Do not copy the pictures; transcribe all other material exactly.

-- Start of Input for this task --

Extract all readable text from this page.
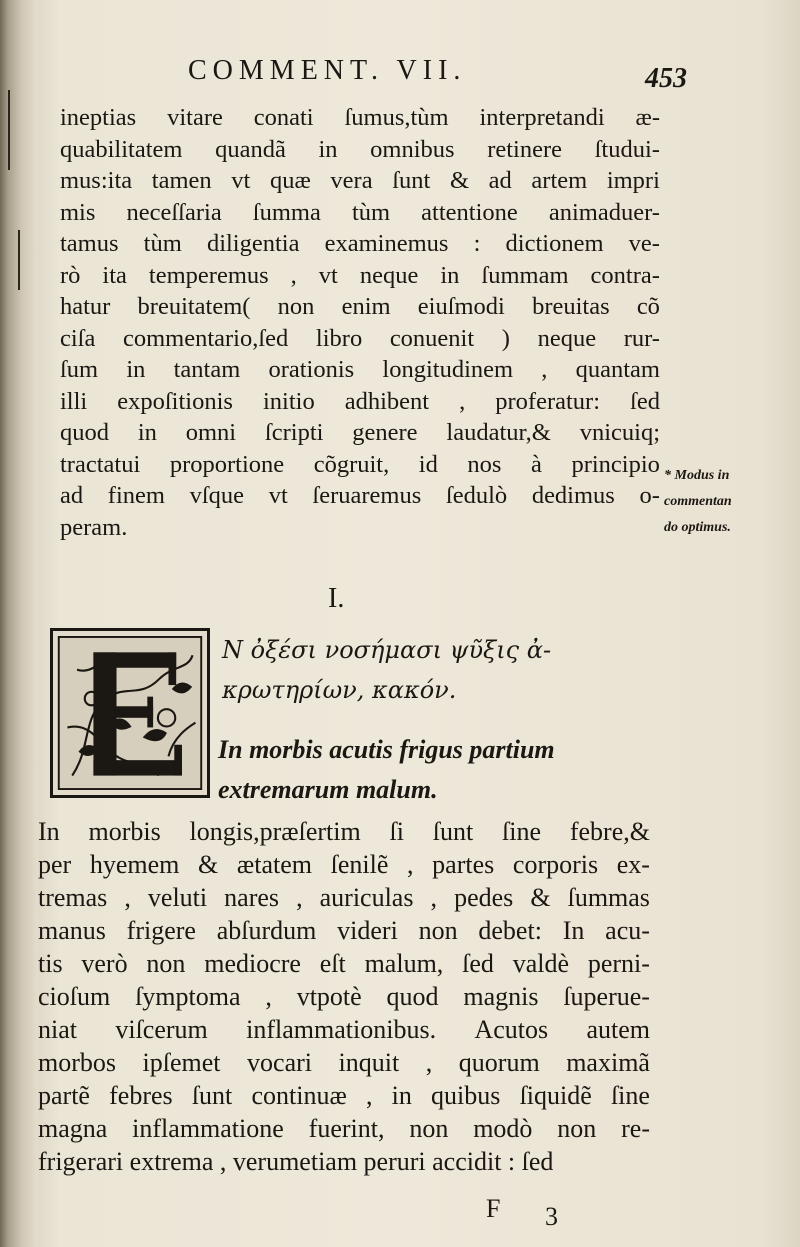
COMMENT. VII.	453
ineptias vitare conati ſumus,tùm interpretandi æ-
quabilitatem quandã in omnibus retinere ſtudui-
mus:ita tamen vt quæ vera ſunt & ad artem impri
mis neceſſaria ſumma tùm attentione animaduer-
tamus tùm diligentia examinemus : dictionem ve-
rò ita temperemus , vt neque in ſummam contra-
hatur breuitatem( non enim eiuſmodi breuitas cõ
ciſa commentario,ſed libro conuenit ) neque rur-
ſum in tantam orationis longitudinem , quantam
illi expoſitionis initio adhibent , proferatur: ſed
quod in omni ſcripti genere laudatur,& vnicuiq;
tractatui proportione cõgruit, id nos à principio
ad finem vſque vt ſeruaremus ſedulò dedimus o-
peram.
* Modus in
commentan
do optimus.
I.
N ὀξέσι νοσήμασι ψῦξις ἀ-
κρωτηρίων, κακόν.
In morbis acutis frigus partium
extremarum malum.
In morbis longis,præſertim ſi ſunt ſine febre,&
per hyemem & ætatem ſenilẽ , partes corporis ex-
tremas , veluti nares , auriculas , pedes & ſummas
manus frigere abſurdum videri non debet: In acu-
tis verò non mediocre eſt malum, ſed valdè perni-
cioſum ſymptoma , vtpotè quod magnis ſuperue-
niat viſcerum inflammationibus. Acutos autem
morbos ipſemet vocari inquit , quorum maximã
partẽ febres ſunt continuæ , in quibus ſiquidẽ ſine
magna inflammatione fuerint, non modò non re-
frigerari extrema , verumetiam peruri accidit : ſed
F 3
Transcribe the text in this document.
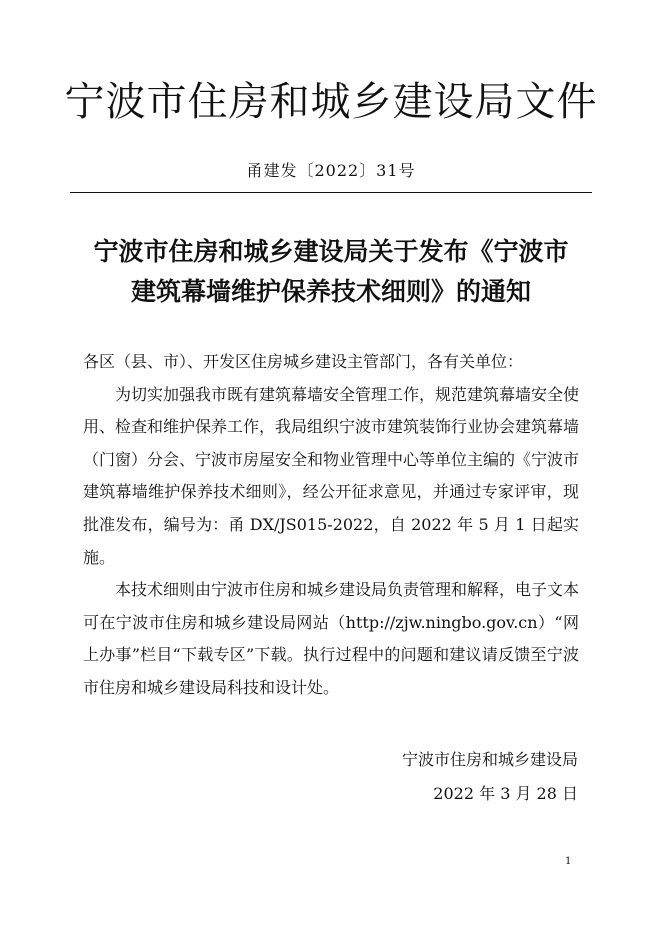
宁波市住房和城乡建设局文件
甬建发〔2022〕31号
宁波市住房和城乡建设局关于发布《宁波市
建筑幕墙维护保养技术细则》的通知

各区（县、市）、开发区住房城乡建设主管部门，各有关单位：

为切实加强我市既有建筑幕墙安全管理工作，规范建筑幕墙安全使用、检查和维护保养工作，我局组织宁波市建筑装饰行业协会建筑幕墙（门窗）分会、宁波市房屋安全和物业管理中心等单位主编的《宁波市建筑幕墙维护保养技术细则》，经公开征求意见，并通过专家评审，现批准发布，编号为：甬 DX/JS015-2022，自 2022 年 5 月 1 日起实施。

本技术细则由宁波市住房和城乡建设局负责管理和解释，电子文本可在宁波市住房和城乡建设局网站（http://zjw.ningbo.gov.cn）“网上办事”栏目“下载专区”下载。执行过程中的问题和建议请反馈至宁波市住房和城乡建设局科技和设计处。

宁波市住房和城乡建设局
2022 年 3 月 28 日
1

-- End of Input for this task --

--- Solution ---
Extract all readable text from this page.
COMMENT. VII.	453
ineptias vitare conati ſumus,tùm interpretandi æ-
quabilitatem quandã in omnibus retinere ſtudui-
mus:ita tamen vt quæ vera ſunt & ad artem impri
mis neceſſaria ſumma tùm attentione animaduer-
tamus tùm diligentia examinemus : dictionem ve-
rò ita temperemus , vt neque in ſummam contra-
hatur breuitatem( non enim eiuſmodi breuitas cõ
ciſa commentario,ſed libro conuenit ) neque rur-
ſum in tantam orationis longitudinem , quantam
illi expoſitionis initio adhibent , proferatur: ſed
quod in omni ſcripti genere laudatur,& vnicuiq;
tractatui proportione cõgruit, id nos à principio
ad finem vſque vt ſeruaremus ſedulò dedimus o-
peram.
* Modus in
commentan
do optimus.
I.
N ὀξέσι νοσήμασι ψῦξις ἀ-
κρωτηρίων, κακόν.
In morbis acutis frigus partium
extremarum malum.
In morbis longis,præſertim ſi ſunt ſine febre,&
per hyemem & ætatem ſenilẽ , partes corporis ex-
tremas , veluti nares , auriculas , pedes & ſummas
manus frigere abſurdum videri non debet: In acu-
tis verò non mediocre eſt malum, ſed valdè perni-
cioſum ſymptoma , vtpotè quod magnis ſuperue-
niat viſcerum inflammationibus. Acutos autem
morbos ipſemet vocari inquit , quorum maximã
partẽ febres ſunt continuæ , in quibus ſiquidẽ ſine
magna inflammatione fuerint, non modò non re-
frigerari extrema , verumetiam peruri accidit : ſed
F 3
Transcribe the text in this document.
宁波市住房和城乡建设局文件
甬建发〔2022〕31号
宁波市住房和城乡建设局关于发布《宁波市
建筑幕墙维护保养技术细则》的通知

各区（县、市）、开发区住房城乡建设主管部门，各有关单位：

为切实加强我市既有建筑幕墙安全管理工作，规范建筑幕墙安全使用、检查和维护保养工作，我局组织宁波市建筑装饰行业协会建筑幕墙（门窗）分会、宁波市房屋安全和物业管理中心等单位主编的《宁波市建筑幕墙维护保养技术细则》，经公开征求意见，并通过专家评审，现批准发布，编号为：甬 DX/JS015-2022，自 2022 年 5 月 1 日起实施。

本技术细则由宁波市住房和城乡建设局负责管理和解释，电子文本可在宁波市住房和城乡建设局网站（http://zjw.ningbo.gov.cn）“网上办事”栏目“下载专区”下载。执行过程中的问题和建议请反馈至宁波市住房和城乡建设局科技和设计处。

宁波市住房和城乡建设局
2022 年 3 月 28 日
1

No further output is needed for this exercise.